▶ _To be done_: Records follow. Select each line holding "JSON".

▶ _Exercise input_:
§

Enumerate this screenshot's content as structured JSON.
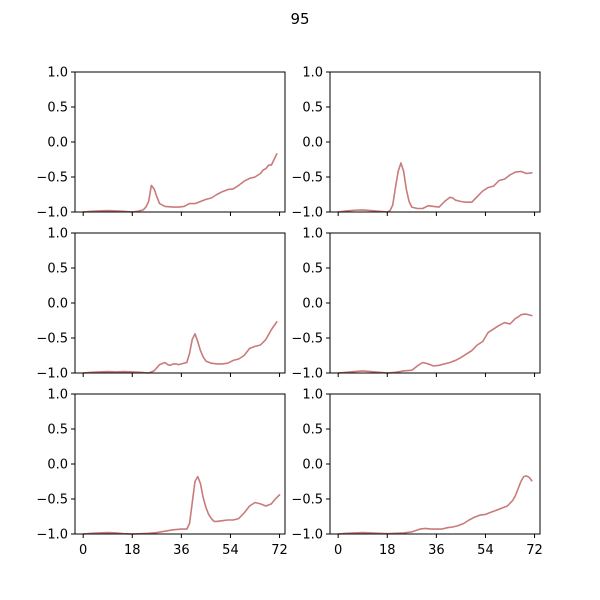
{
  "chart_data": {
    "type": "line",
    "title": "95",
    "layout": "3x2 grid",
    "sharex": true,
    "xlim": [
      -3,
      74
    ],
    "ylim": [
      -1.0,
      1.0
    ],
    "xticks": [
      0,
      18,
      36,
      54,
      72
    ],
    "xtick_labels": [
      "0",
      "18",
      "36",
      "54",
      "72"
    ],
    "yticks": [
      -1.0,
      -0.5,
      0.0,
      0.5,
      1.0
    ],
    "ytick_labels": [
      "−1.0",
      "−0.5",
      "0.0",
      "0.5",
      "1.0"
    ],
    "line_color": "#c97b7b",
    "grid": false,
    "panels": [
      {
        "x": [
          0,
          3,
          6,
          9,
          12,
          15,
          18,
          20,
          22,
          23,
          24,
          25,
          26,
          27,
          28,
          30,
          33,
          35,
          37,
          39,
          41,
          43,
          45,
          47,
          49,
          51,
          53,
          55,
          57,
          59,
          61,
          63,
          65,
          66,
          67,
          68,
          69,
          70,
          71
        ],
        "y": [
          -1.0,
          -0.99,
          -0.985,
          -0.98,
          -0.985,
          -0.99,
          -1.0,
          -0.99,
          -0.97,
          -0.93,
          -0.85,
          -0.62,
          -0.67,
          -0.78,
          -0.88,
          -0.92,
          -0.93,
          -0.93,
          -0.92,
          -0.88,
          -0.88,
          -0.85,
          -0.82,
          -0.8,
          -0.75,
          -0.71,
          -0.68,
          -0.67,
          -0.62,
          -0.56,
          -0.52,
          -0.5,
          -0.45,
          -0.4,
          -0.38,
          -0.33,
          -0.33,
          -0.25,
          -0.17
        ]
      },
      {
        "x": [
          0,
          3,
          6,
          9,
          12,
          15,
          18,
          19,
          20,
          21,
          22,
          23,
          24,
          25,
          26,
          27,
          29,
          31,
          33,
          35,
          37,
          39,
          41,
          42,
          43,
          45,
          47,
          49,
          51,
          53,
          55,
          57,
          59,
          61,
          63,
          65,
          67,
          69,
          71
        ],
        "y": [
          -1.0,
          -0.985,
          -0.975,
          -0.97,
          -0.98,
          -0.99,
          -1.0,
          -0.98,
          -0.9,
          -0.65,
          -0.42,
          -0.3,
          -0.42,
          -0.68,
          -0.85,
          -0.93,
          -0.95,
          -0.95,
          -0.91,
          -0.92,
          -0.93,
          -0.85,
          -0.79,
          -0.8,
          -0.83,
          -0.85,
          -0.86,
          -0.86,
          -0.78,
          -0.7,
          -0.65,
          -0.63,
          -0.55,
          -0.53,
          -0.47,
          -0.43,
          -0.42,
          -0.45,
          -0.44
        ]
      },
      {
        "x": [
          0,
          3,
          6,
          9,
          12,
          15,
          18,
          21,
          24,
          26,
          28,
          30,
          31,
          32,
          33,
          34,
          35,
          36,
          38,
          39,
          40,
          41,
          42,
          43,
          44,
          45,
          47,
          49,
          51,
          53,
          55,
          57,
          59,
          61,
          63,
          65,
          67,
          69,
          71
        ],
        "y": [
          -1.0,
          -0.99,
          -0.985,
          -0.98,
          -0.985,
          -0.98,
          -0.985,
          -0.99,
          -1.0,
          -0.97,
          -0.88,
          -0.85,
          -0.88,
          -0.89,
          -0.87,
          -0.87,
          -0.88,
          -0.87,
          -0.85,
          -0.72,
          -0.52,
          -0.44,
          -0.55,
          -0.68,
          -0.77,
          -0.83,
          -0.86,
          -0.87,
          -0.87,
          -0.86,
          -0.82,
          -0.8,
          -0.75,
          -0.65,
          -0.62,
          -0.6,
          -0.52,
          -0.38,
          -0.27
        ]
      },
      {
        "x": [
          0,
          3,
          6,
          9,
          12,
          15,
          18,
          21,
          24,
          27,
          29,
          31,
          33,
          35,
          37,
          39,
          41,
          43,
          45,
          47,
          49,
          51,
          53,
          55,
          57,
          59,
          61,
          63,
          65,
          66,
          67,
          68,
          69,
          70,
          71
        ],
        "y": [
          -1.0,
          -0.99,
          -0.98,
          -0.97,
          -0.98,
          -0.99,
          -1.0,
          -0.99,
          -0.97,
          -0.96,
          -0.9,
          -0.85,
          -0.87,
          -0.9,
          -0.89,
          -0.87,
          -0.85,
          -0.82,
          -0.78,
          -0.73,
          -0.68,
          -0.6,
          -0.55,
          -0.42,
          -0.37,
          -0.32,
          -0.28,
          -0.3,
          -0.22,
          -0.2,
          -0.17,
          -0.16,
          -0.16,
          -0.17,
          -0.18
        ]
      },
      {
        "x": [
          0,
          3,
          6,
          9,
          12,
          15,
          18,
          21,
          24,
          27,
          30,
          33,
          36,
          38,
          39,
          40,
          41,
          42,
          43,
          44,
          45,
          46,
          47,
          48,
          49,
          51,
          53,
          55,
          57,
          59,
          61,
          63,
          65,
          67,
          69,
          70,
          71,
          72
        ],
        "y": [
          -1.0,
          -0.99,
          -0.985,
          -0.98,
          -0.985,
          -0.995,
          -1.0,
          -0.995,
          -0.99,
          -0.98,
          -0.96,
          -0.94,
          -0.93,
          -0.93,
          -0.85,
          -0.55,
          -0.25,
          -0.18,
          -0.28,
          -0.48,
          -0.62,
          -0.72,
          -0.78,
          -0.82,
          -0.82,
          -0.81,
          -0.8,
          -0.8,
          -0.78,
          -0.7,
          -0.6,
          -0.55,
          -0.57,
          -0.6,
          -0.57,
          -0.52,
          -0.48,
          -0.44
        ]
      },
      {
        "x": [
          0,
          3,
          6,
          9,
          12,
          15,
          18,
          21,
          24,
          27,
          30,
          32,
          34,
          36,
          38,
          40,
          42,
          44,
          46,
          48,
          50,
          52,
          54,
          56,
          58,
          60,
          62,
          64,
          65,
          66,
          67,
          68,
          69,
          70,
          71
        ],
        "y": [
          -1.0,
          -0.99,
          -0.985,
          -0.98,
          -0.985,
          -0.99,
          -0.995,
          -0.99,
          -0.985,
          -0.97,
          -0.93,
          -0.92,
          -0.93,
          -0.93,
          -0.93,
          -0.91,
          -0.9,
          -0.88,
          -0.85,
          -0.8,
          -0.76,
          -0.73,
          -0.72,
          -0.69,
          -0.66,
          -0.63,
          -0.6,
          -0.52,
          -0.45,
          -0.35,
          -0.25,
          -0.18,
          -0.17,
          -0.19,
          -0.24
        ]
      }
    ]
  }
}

§

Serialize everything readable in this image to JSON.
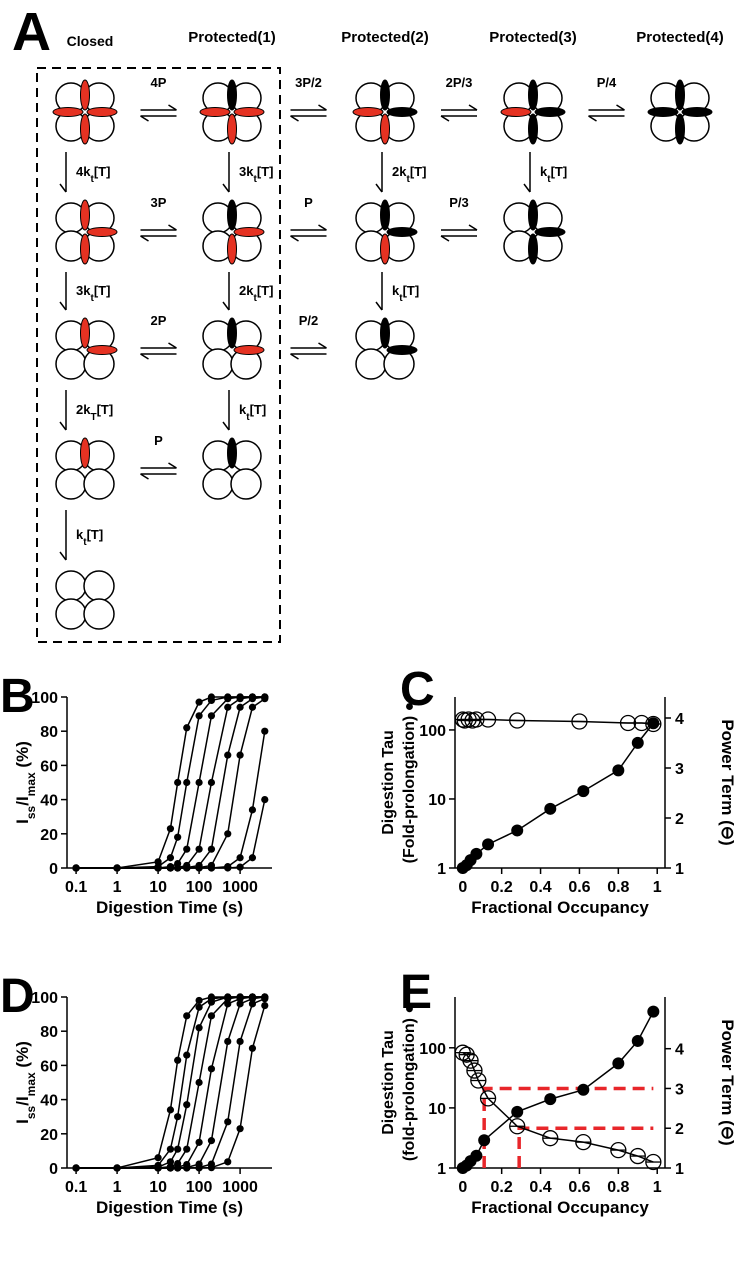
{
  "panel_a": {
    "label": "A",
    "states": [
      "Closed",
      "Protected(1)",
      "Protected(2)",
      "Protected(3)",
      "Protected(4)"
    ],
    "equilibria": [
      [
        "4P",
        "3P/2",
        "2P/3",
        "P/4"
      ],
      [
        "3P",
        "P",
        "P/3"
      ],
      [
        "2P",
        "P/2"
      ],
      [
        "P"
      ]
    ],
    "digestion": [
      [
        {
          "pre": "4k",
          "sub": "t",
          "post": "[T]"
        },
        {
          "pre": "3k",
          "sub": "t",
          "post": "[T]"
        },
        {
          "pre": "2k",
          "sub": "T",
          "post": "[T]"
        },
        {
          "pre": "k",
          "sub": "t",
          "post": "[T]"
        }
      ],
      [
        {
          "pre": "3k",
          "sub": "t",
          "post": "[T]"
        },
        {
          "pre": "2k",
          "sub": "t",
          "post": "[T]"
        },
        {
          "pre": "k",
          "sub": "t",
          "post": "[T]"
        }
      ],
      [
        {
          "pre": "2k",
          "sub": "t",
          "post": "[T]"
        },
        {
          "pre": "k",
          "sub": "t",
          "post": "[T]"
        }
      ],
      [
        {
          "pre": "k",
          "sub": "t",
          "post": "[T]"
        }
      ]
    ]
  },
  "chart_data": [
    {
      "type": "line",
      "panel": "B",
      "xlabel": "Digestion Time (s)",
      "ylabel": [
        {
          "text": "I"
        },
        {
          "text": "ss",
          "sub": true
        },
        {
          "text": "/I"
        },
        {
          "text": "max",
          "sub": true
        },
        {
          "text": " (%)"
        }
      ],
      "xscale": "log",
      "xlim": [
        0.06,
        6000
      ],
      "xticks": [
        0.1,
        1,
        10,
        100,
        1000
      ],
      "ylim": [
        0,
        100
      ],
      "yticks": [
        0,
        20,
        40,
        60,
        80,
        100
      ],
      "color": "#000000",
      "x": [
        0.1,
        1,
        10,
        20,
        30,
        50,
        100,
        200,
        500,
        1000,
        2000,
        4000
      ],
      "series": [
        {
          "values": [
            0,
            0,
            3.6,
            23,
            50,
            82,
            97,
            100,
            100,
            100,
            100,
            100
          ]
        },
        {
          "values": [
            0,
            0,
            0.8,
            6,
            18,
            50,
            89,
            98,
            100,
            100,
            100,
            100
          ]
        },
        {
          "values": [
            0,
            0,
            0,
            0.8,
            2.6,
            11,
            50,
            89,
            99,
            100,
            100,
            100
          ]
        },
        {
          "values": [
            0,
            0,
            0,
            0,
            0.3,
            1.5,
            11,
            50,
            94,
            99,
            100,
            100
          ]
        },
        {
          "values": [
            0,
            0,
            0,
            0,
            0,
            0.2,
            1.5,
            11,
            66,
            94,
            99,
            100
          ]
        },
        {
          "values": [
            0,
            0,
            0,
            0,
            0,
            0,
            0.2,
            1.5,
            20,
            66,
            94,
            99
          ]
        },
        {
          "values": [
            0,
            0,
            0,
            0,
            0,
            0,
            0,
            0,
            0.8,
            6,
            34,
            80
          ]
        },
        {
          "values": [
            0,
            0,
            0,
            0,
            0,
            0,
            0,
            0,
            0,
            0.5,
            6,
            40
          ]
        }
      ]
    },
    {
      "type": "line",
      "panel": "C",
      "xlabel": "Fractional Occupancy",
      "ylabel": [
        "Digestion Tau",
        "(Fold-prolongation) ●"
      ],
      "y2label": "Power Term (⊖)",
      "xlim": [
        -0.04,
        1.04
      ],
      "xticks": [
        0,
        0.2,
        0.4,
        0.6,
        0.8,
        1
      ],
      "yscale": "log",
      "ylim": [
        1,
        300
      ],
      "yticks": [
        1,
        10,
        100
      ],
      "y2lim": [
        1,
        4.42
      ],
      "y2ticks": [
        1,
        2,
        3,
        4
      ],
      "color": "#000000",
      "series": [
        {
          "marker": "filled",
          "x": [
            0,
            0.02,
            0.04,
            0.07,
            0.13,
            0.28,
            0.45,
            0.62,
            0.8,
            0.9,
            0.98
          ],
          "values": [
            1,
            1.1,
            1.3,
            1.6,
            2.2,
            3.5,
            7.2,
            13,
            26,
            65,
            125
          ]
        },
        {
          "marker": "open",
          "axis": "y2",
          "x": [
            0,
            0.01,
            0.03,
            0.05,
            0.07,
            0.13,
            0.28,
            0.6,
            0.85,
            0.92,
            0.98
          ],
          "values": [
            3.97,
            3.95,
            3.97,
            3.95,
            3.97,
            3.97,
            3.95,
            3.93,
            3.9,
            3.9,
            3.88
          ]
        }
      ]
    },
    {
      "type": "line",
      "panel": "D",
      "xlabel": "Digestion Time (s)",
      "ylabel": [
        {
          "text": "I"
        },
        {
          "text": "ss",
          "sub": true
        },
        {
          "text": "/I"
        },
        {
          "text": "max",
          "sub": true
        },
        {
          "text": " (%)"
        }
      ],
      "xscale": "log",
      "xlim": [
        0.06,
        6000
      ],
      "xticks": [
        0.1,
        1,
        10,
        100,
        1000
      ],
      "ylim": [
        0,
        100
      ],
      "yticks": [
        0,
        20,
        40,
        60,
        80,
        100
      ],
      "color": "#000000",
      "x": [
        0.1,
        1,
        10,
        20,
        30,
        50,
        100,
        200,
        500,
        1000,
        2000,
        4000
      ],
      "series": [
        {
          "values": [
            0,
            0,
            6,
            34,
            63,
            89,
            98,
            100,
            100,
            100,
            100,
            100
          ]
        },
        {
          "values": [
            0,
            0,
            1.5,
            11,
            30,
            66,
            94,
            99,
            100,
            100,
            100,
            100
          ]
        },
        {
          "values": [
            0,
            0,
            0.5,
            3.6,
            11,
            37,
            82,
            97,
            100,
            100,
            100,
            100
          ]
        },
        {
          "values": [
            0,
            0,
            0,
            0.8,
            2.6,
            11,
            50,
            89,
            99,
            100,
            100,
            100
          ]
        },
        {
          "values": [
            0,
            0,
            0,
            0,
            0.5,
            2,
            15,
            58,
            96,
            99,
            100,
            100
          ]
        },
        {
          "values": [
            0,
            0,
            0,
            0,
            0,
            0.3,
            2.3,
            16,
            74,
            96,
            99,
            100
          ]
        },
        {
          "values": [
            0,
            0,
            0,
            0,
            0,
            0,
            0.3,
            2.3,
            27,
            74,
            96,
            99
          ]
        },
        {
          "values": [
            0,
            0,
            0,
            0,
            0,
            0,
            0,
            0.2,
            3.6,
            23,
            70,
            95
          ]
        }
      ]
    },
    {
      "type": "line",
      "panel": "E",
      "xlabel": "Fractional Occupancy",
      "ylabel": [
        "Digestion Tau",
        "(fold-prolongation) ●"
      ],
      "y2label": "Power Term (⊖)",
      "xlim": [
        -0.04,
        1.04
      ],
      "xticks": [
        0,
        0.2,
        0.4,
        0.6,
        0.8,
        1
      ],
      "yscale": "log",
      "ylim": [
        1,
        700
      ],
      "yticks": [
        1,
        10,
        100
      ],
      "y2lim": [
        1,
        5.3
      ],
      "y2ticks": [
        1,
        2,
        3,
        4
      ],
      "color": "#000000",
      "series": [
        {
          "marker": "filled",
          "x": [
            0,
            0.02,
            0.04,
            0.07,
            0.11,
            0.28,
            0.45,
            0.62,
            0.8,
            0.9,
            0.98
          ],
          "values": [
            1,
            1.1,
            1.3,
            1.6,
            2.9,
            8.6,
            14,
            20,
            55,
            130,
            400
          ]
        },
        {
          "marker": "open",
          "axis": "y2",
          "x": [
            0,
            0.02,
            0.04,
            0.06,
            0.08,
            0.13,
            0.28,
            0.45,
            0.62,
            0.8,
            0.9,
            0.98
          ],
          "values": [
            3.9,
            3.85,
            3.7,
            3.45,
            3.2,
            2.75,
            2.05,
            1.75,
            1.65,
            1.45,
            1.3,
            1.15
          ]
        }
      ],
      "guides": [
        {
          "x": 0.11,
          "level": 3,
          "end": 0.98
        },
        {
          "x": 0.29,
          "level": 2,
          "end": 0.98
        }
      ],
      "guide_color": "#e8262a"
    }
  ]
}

§

▶ _Solution for this task_:
Enumerate this screenshot's content as structured JSON.
Serialize everything readable in this image to JSON.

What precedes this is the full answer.